§ **Material for the task**:

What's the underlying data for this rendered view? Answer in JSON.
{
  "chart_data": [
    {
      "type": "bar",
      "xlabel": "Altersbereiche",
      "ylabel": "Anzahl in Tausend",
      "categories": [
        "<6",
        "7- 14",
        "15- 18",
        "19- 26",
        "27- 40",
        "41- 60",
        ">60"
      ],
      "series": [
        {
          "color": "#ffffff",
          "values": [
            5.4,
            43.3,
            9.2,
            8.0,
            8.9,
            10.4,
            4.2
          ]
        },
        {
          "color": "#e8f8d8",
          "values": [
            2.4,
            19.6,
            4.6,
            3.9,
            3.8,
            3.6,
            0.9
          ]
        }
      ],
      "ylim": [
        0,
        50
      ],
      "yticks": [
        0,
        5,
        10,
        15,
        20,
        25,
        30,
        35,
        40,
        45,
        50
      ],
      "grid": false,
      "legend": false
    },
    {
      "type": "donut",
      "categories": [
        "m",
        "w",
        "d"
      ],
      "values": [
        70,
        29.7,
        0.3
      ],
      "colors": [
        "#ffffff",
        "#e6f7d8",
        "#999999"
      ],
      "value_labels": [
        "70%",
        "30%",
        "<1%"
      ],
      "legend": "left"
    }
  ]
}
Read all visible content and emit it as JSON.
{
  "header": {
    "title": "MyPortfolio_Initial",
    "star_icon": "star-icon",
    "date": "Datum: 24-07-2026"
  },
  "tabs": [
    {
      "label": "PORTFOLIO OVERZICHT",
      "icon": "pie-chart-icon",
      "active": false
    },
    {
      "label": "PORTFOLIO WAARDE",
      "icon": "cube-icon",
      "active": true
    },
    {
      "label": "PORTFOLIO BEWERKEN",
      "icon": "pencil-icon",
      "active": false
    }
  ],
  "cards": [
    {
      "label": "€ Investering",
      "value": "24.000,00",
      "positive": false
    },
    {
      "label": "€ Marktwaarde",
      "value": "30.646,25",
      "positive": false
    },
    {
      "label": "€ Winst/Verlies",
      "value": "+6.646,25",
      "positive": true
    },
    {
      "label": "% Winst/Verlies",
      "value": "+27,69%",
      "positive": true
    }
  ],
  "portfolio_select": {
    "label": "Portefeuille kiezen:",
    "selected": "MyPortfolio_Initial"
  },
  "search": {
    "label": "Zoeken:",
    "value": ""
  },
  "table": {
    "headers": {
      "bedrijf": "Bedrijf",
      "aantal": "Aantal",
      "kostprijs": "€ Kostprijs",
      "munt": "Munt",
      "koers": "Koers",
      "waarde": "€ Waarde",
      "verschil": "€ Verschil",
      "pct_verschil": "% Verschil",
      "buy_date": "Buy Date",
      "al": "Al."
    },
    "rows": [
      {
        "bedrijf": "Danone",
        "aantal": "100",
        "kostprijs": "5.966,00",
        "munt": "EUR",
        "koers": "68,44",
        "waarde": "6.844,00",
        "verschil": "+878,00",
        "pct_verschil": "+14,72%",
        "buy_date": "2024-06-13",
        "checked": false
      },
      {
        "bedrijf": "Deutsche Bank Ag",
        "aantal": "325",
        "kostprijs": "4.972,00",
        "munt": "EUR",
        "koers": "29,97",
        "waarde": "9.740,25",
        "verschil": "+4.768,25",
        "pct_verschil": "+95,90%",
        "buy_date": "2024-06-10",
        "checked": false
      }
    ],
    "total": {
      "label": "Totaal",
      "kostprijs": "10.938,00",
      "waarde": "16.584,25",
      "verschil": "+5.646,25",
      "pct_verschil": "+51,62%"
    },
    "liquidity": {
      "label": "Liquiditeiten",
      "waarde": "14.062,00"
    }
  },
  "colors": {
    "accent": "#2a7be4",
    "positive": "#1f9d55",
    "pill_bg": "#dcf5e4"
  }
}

§ **Exercise objective**:
The listing above should be transcribed in full, exactly as written.

§ **Final answer**:
What's the underlying data for this rendered view? Answer in JSON.
{
  "chart_data": [
    {
      "type": "bar",
      "xlabel": "Altersbereiche",
      "ylabel": "Anzahl in Tausend",
      "categories": [
        "<6",
        "7- 14",
        "15- 18",
        "19- 26",
        "27- 40",
        "41- 60",
        ">60"
      ],
      "series": [
        {
          "color": "#ffffff",
          "values": [
            5.4,
            43.3,
            9.2,
            8.0,
            8.9,
            10.4,
            4.2
          ]
        },
        {
          "color": "#e8f8d8",
          "values": [
            2.4,
            19.6,
            4.6,
            3.9,
            3.8,
            3.6,
            0.9
          ]
        }
      ],
      "ylim": [
        0,
        50
      ],
      "yticks": [
        0,
        5,
        10,
        15,
        20,
        25,
        30,
        35,
        40,
        45,
        50
      ],
      "grid": false,
      "legend": false
    },
    {
      "type": "donut",
      "categories": [
        "m",
        "w",
        "d"
      ],
      "values": [
        70,
        29.7,
        0.3
      ],
      "colors": [
        "#ffffff",
        "#e6f7d8",
        "#999999"
      ],
      "value_labels": [
        "70%",
        "30%",
        "<1%"
      ],
      "legend": "left"
    }
  ]
}
Read all visible content and emit it as JSON.
{
  "header": {
    "title": "MyPortfolio_Initial",
    "star_icon": "star-icon",
    "date": "Datum: 24-07-2026"
  },
  "tabs": [
    {
      "label": "PORTFOLIO OVERZICHT",
      "icon": "pie-chart-icon",
      "active": false
    },
    {
      "label": "PORTFOLIO WAARDE",
      "icon": "cube-icon",
      "active": true
    },
    {
      "label": "PORTFOLIO BEWERKEN",
      "icon": "pencil-icon",
      "active": false
    }
  ],
  "cards": [
    {
      "label": "€ Investering",
      "value": "24.000,00",
      "positive": false
    },
    {
      "label": "€ Marktwaarde",
      "value": "30.646,25",
      "positive": false
    },
    {
      "label": "€ Winst/Verlies",
      "value": "+6.646,25",
      "positive": true
    },
    {
      "label": "% Winst/Verlies",
      "value": "+27,69%",
      "positive": true
    }
  ],
  "portfolio_select": {
    "label": "Portefeuille kiezen:",
    "selected": "MyPortfolio_Initial"
  },
  "search": {
    "label": "Zoeken:",
    "value": ""
  },
  "table": {
    "headers": {
      "bedrijf": "Bedrijf",
      "aantal": "Aantal",
      "kostprijs": "€ Kostprijs",
      "munt": "Munt",
      "koers": "Koers",
      "waarde": "€ Waarde",
      "verschil": "€ Verschil",
      "pct_verschil": "% Verschil",
      "buy_date": "Buy Date",
      "al": "Al."
    },
    "rows": [
      {
        "bedrijf": "Danone",
        "aantal": "100",
        "kostprijs": "5.966,00",
        "munt": "EUR",
        "koers": "68,44",
        "waarde": "6.844,00",
        "verschil": "+878,00",
        "pct_verschil": "+14,72%",
        "buy_date": "2024-06-13",
        "checked": false
      },
      {
        "bedrijf": "Deutsche Bank Ag",
        "aantal": "325",
        "kostprijs": "4.972,00",
        "munt": "EUR",
        "koers": "29,97",
        "waarde": "9.740,25",
        "verschil": "+4.768,25",
        "pct_verschil": "+95,90%",
        "buy_date": "2024-06-10",
        "checked": false
      }
    ],
    "total": {
      "label": "Totaal",
      "kostprijs": "10.938,00",
      "waarde": "16.584,25",
      "verschil": "+5.646,25",
      "pct_verschil": "+51,62%"
    },
    "liquidity": {
      "label": "Liquiditeiten",
      "waarde": "14.062,00"
    }
  },
  "colors": {
    "accent": "#2a7be4",
    "positive": "#1f9d55",
    "pill_bg": "#dcf5e4"
  }
}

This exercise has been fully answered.